--- AIM ---
Quote the whole listing word for word, please.

━━ EXERCISE DATA ━━

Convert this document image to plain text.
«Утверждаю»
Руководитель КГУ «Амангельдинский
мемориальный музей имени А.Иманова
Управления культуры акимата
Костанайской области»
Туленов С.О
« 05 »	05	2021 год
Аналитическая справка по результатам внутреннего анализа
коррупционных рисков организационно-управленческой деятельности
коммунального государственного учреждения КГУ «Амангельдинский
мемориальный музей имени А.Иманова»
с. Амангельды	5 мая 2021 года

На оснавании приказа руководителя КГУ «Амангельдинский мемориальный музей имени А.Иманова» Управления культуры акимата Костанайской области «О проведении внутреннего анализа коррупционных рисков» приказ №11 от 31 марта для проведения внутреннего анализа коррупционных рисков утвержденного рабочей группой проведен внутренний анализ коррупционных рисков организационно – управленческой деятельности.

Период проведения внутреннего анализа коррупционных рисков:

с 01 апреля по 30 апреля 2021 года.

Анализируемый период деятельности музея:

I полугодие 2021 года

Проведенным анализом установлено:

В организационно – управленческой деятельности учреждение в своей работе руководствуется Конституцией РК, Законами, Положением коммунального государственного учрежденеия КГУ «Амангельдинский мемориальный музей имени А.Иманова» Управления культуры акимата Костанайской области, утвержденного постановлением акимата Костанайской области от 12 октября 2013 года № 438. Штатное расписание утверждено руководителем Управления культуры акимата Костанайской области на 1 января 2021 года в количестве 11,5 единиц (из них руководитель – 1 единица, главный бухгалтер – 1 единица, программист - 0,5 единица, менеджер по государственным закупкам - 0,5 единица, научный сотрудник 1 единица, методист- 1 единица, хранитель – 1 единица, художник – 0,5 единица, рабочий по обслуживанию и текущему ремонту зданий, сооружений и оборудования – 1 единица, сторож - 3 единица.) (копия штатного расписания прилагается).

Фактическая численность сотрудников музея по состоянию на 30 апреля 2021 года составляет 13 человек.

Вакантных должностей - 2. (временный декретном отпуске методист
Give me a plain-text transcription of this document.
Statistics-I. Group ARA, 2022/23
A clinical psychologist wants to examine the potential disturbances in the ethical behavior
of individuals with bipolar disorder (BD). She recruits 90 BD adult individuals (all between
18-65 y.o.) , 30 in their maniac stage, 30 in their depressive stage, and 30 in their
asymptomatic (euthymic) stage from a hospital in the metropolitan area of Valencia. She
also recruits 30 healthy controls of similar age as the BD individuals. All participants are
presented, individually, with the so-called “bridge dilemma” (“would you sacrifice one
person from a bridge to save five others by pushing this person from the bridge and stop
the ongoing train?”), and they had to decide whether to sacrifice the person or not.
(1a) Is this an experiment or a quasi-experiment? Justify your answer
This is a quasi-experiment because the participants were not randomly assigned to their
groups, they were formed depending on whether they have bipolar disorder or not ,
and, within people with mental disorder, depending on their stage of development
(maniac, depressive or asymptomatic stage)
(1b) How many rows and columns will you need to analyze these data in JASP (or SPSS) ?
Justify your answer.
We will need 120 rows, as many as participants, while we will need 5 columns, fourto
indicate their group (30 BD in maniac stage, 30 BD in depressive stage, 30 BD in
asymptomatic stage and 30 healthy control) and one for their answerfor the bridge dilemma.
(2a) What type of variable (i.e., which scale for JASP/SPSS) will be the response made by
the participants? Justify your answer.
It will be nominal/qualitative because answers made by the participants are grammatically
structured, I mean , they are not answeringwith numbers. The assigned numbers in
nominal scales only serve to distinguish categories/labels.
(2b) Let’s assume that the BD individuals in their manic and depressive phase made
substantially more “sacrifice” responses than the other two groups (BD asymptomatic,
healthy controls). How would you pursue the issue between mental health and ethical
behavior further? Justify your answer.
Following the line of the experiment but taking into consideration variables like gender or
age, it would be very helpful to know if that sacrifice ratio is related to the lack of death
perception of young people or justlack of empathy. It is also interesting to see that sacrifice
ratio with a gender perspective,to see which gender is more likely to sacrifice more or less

━━━

--- SOLUTION TO THIS TASK ---
Convert this document image to plain text.
«Утверждаю»
Руководитель КГУ «Амангельдинский
мемориальный музей имени А.Иманова
Управления культуры акимата
Костанайской области»
Туленов С.О
« 05 »	05	2021 год
Аналитическая справка по результатам внутреннего анализа
коррупционных рисков организационно-управленческой деятельности
коммунального государственного учреждения КГУ «Амангельдинский
мемориальный музей имени А.Иманова»
с. Амангельды	5 мая 2021 года

На оснавании приказа руководителя КГУ «Амангельдинский мемориальный музей имени А.Иманова» Управления культуры акимата Костанайской области «О проведении внутреннего анализа коррупционных рисков» приказ №11 от 31 марта для проведения внутреннего анализа коррупционных рисков утвержденного рабочей группой проведен внутренний анализ коррупционных рисков организационно – управленческой деятельности.

Период проведения внутреннего анализа коррупционных рисков:

с 01 апреля по 30 апреля 2021 года.

Анализируемый период деятельности музея:

I полугодие 2021 года

Проведенным анализом установлено:

В организационно – управленческой деятельности учреждение в своей работе руководствуется Конституцией РК, Законами, Положением коммунального государственного учрежденеия КГУ «Амангельдинский мемориальный музей имени А.Иманова» Управления культуры акимата Костанайской области, утвержденного постановлением акимата Костанайской области от 12 октября 2013 года № 438. Штатное расписание утверждено руководителем Управления культуры акимата Костанайской области на 1 января 2021 года в количестве 11,5 единиц (из них руководитель – 1 единица, главный бухгалтер – 1 единица, программист - 0,5 единица, менеджер по государственным закупкам - 0,5 единица, научный сотрудник 1 единица, методист- 1 единица, хранитель – 1 единица, художник – 0,5 единица, рабочий по обслуживанию и текущему ремонту зданий, сооружений и оборудования – 1 единица, сторож - 3 единица.) (копия штатного расписания прилагается).

Фактическая численность сотрудников музея по состоянию на 30 апреля 2021 года составляет 13 человек.

Вакантных должностей - 2. (временный декретном отпуске методист
Give me a plain-text transcription of this document.
Statistics-I. Group ARA, 2022/23
A clinical psychologist wants to examine the potential disturbances in the ethical behavior
of individuals with bipolar disorder (BD). She recruits 90 BD adult individuals (all between
18-65 y.o.) , 30 in their maniac stage, 30 in their depressive stage, and 30 in their
asymptomatic (euthymic) stage from a hospital in the metropolitan area of Valencia. She
also recruits 30 healthy controls of similar age as the BD individuals. All participants are
presented, individually, with the so-called “bridge dilemma” (“would you sacrifice one
person from a bridge to save five others by pushing this person from the bridge and stop
the ongoing train?”), and they had to decide whether to sacrifice the person or not.
(1a) Is this an experiment or a quasi-experiment? Justify your answer
This is a quasi-experiment because the participants were not randomly assigned to their
groups, they were formed depending on whether they have bipolar disorder or not ,
and, within people with mental disorder, depending on their stage of development
(maniac, depressive or asymptomatic stage)
(1b) How many rows and columns will you need to analyze these data in JASP (or SPSS) ?
Justify your answer.
We will need 120 rows, as many as participants, while we will need 5 columns, fourto
indicate their group (30 BD in maniac stage, 30 BD in depressive stage, 30 BD in
asymptomatic stage and 30 healthy control) and one for their answerfor the bridge dilemma.
(2a) What type of variable (i.e., which scale for JASP/SPSS) will be the response made by
the participants? Justify your answer.
It will be nominal/qualitative because answers made by the participants are grammatically
structured, I mean , they are not answeringwith numbers. The assigned numbers in
nominal scales only serve to distinguish categories/labels.
(2b) Let’s assume that the BD individuals in their manic and depressive phase made
substantially more “sacrifice” responses than the other two groups (BD asymptomatic,
healthy controls). How would you pursue the issue between mental health and ethical
behavior further? Justify your answer.
Following the line of the experiment but taking into consideration variables like gender or
age, it would be very helpful to know if that sacrifice ratio is related to the lack of death
perception of young people or justlack of empathy. It is also interesting to see that sacrifice
ratio with a gender perspective,to see which gender is more likely to sacrifice more or less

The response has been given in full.